### DIRECTIONS FOR THIS TASK
Output the data below in full, byte for byte. Nothing may differ.

(Items from a dataset)
>> Begin

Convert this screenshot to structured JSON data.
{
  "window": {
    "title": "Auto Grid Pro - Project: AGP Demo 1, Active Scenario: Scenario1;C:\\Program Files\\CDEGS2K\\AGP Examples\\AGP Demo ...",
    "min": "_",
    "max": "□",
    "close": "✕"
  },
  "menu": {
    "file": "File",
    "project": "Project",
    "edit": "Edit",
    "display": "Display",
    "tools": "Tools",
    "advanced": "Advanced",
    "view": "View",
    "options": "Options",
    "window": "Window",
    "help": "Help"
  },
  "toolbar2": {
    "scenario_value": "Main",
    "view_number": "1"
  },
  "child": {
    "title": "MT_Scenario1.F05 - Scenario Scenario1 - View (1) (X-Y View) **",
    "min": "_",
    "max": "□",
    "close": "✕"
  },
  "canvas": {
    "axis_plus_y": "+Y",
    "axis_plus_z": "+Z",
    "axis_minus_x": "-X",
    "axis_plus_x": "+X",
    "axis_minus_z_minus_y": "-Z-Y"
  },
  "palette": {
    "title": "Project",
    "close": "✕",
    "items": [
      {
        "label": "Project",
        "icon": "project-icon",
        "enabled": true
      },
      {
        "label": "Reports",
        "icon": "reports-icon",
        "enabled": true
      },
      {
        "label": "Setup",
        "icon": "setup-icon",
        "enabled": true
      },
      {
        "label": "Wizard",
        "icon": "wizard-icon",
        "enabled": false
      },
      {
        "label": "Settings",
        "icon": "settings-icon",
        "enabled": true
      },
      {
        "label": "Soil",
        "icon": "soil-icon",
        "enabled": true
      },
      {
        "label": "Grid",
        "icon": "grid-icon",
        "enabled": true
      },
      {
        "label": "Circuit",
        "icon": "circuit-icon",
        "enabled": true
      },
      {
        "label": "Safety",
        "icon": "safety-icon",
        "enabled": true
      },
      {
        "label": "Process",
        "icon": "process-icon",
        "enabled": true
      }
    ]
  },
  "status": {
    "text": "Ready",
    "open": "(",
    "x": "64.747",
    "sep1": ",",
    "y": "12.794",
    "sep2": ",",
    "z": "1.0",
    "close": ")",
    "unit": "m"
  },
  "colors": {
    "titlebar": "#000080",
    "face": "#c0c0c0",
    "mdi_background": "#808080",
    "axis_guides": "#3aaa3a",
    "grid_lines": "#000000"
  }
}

>> End

### EXERCISE RESPONSE
Convert this screenshot to structured JSON data.
{
  "window": {
    "title": "Auto Grid Pro - Project: AGP Demo 1, Active Scenario: Scenario1;C:\\Program Files\\CDEGS2K\\AGP Examples\\AGP Demo ...",
    "min": "_",
    "max": "□",
    "close": "✕"
  },
  "menu": {
    "file": "File",
    "project": "Project",
    "edit": "Edit",
    "display": "Display",
    "tools": "Tools",
    "advanced": "Advanced",
    "view": "View",
    "options": "Options",
    "window": "Window",
    "help": "Help"
  },
  "toolbar2": {
    "scenario_value": "Main",
    "view_number": "1"
  },
  "child": {
    "title": "MT_Scenario1.F05 - Scenario Scenario1 - View (1) (X-Y View) **",
    "min": "_",
    "max": "□",
    "close": "✕"
  },
  "canvas": {
    "axis_plus_y": "+Y",
    "axis_plus_z": "+Z",
    "axis_minus_x": "-X",
    "axis_plus_x": "+X",
    "axis_minus_z_minus_y": "-Z-Y"
  },
  "palette": {
    "title": "Project",
    "close": "✕",
    "items": [
      {
        "label": "Project",
        "icon": "project-icon",
        "enabled": true
      },
      {
        "label": "Reports",
        "icon": "reports-icon",
        "enabled": true
      },
      {
        "label": "Setup",
        "icon": "setup-icon",
        "enabled": true
      },
      {
        "label": "Wizard",
        "icon": "wizard-icon",
        "enabled": false
      },
      {
        "label": "Settings",
        "icon": "settings-icon",
        "enabled": true
      },
      {
        "label": "Soil",
        "icon": "soil-icon",
        "enabled": true
      },
      {
        "label": "Grid",
        "icon": "grid-icon",
        "enabled": true
      },
      {
        "label": "Circuit",
        "icon": "circuit-icon",
        "enabled": true
      },
      {
        "label": "Safety",
        "icon": "safety-icon",
        "enabled": true
      },
      {
        "label": "Process",
        "icon": "process-icon",
        "enabled": true
      }
    ]
  },
  "status": {
    "text": "Ready",
    "open": "(",
    "x": "64.747",
    "sep1": ",",
    "y": "12.794",
    "sep2": ",",
    "z": "1.0",
    "close": ")",
    "unit": "m"
  },
  "colors": {
    "titlebar": "#000080",
    "face": "#c0c0c0",
    "mdi_background": "#808080",
    "axis_guides": "#3aaa3a",
    "grid_lines": "#000000"
  }
}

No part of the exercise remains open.